INSTRUCTION> Find the string "JSON" in the data, then copy every line where it is found.

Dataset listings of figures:
• • • •

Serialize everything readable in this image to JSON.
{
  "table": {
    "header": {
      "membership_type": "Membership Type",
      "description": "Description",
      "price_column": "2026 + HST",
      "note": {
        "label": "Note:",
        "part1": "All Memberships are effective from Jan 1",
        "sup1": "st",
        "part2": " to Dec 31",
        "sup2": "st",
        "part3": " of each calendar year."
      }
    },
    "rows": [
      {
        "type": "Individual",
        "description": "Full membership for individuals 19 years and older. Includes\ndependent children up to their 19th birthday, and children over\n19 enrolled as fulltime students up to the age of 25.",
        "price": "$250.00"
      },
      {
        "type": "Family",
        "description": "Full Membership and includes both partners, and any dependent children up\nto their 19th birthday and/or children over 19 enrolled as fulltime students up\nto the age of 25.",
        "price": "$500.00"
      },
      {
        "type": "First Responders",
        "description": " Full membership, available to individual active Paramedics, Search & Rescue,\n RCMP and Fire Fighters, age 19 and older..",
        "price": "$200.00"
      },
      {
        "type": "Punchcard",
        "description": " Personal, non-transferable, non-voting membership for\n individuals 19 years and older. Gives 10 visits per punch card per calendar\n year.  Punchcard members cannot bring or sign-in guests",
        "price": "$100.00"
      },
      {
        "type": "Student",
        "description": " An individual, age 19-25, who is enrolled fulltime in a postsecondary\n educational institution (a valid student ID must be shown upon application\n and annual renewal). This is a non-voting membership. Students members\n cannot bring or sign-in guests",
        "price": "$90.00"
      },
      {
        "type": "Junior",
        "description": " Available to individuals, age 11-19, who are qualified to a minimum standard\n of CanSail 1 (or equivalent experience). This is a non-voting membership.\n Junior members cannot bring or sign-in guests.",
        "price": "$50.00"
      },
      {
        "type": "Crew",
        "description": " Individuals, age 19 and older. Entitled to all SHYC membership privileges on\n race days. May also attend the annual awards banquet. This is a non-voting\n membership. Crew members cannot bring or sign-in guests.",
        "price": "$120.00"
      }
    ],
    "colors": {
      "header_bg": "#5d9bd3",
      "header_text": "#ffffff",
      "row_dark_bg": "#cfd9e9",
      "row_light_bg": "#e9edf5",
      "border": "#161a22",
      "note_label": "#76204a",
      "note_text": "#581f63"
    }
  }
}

• • • •

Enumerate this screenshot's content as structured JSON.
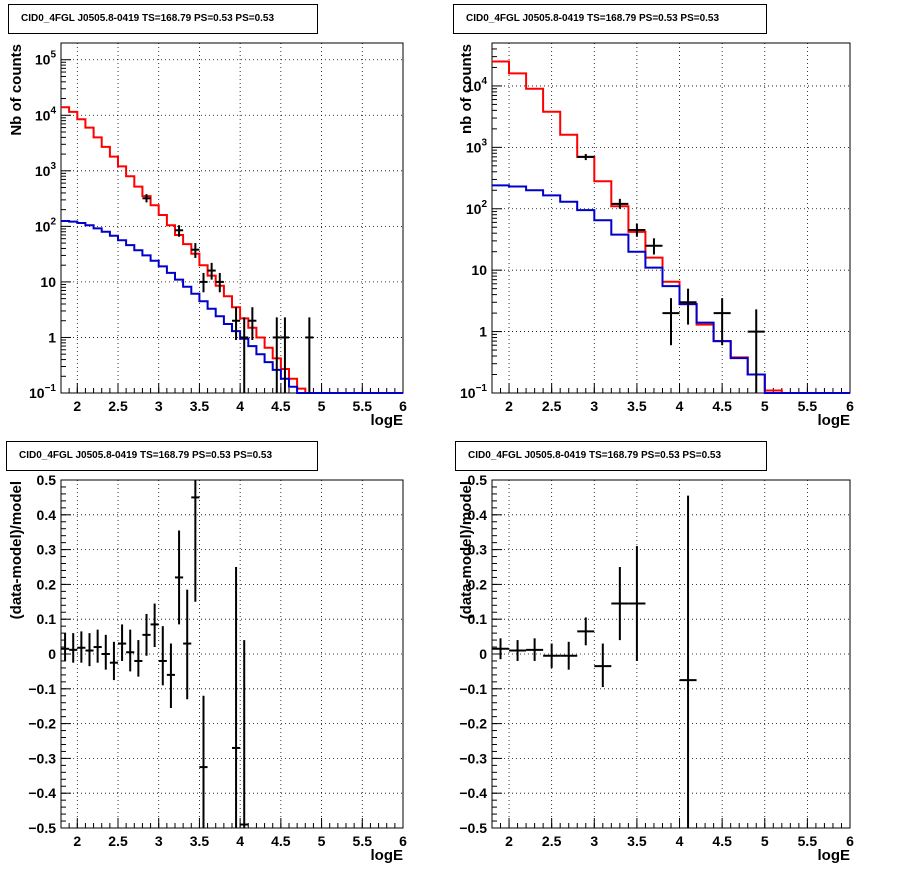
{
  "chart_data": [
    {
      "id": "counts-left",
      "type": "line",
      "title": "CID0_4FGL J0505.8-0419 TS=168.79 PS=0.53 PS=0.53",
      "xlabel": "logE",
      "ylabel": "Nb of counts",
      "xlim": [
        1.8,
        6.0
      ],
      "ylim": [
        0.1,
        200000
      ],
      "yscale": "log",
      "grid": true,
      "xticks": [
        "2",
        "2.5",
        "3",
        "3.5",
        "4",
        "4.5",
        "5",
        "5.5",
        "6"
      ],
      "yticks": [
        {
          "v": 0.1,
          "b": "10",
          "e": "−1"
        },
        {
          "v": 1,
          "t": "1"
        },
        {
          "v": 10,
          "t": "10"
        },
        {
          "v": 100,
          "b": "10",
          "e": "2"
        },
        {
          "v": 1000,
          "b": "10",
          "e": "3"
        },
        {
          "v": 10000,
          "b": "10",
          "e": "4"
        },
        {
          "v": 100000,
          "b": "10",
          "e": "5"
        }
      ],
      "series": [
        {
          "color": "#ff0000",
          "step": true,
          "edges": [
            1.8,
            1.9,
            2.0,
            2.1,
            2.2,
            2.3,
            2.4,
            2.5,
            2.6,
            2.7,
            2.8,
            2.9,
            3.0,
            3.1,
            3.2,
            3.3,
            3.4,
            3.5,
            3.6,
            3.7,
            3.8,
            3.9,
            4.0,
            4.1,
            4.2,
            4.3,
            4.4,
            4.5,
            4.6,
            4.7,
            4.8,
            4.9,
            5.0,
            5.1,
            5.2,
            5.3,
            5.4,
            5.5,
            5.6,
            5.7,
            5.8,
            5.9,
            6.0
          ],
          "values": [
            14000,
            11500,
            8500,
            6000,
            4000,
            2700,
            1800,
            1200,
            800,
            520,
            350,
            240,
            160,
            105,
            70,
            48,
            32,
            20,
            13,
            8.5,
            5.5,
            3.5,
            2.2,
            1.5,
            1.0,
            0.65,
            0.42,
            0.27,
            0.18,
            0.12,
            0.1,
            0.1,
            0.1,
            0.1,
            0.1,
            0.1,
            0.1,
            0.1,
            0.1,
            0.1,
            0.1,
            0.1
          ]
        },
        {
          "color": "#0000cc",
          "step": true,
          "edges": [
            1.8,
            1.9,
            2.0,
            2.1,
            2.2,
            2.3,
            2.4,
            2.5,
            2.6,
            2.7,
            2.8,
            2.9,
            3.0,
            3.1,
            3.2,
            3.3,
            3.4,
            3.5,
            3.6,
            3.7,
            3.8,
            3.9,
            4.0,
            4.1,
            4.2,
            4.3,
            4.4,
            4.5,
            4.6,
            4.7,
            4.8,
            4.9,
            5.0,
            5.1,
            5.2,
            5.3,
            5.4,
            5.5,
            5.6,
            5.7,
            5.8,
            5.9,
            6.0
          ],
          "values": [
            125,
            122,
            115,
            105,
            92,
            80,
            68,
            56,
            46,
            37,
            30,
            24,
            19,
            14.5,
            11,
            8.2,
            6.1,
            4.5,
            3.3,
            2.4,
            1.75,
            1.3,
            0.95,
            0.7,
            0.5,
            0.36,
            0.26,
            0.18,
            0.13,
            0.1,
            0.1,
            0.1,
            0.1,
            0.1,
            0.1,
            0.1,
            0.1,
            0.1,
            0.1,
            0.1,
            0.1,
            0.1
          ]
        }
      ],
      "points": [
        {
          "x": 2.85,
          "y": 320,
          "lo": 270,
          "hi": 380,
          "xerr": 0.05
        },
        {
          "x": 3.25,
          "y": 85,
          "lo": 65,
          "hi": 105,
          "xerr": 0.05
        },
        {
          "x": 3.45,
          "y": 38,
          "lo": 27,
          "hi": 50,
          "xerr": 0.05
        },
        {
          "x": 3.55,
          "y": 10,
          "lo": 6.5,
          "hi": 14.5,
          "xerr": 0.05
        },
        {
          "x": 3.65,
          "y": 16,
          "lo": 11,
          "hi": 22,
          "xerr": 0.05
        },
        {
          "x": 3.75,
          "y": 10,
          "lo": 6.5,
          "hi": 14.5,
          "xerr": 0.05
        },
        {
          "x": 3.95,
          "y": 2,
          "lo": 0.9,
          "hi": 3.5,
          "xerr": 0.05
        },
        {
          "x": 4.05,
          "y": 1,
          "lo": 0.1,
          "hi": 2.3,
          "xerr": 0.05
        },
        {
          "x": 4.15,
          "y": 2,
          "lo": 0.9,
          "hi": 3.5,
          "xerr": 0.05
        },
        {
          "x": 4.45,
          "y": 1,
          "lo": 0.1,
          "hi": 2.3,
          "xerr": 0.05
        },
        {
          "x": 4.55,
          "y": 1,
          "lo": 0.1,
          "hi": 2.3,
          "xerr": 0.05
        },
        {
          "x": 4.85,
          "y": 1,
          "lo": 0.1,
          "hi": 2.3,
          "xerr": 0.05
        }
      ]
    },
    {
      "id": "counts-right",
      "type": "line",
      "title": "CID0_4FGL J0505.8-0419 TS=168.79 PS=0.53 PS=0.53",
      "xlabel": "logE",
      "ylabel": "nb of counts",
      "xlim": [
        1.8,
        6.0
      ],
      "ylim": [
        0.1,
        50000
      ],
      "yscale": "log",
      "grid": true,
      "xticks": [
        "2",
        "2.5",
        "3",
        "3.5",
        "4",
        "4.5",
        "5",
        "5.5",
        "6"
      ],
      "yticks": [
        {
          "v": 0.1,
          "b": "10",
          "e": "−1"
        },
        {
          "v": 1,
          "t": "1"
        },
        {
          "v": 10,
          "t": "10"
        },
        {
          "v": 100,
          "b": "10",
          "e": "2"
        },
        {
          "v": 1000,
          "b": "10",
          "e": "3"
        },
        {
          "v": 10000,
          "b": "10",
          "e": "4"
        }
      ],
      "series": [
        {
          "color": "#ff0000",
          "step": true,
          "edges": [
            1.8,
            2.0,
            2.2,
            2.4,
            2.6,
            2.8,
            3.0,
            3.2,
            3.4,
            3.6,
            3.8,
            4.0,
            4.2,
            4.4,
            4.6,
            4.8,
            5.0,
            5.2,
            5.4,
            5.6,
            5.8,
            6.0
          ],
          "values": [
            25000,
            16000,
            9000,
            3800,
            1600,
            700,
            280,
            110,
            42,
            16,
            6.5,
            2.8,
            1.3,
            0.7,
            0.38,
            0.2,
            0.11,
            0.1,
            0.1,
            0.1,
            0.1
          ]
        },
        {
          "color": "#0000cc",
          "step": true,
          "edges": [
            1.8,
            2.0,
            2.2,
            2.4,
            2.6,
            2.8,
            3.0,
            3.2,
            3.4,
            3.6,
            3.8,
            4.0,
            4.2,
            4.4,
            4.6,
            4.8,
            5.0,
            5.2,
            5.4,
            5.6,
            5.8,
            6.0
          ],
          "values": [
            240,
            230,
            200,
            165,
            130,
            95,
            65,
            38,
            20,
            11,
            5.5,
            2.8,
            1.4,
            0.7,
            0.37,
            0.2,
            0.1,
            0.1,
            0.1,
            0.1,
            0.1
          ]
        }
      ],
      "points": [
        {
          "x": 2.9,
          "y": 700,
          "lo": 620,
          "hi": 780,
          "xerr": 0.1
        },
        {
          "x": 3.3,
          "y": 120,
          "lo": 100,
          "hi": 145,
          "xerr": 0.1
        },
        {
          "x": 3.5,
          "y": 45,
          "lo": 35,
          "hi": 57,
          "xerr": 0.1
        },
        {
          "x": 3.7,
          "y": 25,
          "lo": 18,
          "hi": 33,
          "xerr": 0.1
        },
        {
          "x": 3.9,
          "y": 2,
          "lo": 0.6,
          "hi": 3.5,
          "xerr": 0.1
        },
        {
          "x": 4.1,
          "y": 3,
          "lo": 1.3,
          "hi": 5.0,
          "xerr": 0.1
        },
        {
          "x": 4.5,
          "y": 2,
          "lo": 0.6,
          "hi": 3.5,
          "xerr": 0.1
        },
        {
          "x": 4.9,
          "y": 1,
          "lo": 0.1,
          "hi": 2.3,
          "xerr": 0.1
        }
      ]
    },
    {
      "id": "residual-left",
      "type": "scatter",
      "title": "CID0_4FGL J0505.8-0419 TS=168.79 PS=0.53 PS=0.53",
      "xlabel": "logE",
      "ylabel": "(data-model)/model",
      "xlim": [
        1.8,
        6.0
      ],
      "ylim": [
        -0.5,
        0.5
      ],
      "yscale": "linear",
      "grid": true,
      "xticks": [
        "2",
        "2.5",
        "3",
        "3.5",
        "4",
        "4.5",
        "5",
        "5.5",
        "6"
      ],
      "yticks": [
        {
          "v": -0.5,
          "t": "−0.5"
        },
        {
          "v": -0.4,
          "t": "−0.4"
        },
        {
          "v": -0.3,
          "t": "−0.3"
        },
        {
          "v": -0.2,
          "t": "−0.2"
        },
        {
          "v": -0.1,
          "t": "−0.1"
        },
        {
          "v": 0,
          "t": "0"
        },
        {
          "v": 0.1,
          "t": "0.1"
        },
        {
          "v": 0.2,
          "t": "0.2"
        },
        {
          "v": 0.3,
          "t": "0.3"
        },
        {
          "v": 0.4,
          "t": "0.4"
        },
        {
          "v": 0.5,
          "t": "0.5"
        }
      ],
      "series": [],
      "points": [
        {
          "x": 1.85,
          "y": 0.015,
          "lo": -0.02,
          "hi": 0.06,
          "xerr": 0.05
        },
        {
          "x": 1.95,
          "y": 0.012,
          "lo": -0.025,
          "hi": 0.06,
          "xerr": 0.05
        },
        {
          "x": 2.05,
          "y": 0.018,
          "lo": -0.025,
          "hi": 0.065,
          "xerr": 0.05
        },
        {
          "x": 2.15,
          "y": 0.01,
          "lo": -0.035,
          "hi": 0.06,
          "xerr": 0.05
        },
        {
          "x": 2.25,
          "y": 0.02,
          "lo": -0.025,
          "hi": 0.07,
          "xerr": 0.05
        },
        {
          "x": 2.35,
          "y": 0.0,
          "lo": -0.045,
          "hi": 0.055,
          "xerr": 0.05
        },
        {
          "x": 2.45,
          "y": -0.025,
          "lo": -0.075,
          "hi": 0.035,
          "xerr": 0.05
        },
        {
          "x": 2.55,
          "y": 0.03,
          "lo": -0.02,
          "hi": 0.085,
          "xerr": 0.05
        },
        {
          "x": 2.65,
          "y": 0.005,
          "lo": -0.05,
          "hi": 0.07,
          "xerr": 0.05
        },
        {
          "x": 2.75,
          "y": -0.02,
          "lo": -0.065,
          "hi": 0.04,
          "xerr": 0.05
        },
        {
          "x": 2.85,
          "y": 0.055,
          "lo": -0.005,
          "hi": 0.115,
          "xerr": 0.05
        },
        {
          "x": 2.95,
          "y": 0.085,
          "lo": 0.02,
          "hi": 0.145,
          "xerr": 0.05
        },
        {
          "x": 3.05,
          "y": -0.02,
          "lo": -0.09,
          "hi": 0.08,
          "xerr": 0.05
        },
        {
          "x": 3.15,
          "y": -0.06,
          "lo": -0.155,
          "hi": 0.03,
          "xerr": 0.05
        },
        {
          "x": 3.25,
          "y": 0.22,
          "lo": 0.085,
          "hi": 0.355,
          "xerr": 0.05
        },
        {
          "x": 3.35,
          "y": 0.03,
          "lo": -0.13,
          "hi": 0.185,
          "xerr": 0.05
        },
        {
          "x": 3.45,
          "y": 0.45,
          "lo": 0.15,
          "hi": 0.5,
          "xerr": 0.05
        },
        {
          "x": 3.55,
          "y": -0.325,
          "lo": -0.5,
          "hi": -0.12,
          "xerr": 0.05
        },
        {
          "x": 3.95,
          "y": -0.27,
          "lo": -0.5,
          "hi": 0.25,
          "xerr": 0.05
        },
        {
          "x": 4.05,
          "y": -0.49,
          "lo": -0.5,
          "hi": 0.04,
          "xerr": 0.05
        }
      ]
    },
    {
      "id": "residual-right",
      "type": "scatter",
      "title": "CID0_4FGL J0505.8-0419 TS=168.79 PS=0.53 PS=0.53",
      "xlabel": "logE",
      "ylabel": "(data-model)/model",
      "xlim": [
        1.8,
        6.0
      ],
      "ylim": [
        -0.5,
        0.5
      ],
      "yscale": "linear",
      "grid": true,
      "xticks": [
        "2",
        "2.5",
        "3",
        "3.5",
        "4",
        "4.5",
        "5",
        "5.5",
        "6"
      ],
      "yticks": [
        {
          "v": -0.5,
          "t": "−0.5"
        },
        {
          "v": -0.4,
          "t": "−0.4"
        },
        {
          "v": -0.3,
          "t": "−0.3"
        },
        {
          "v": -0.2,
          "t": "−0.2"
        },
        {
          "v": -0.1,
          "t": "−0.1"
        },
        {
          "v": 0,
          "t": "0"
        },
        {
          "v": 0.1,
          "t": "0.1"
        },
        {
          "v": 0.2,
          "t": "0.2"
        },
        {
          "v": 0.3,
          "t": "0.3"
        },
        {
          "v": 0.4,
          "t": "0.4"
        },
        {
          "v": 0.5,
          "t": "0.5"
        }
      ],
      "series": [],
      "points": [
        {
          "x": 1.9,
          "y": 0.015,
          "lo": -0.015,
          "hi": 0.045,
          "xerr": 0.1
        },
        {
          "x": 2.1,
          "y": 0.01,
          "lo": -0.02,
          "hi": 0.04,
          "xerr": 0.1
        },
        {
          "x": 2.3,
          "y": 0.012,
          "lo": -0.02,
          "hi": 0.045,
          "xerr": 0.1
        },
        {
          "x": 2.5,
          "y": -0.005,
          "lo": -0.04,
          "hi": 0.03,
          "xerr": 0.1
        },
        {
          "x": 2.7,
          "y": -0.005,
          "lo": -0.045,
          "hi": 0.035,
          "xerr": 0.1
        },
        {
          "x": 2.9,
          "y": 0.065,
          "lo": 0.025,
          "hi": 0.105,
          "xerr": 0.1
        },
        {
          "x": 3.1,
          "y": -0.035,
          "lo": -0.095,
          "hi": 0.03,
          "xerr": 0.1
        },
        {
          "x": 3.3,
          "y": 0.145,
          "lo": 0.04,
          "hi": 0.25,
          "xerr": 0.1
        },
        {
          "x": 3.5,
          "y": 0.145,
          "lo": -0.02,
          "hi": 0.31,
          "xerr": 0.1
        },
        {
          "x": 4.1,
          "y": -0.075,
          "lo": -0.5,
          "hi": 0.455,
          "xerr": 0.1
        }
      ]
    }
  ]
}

• • • •

ANSWER IN FULL>
Serialize everything readable in this image to JSON.
Enumerate this screenshot's content as structured JSON.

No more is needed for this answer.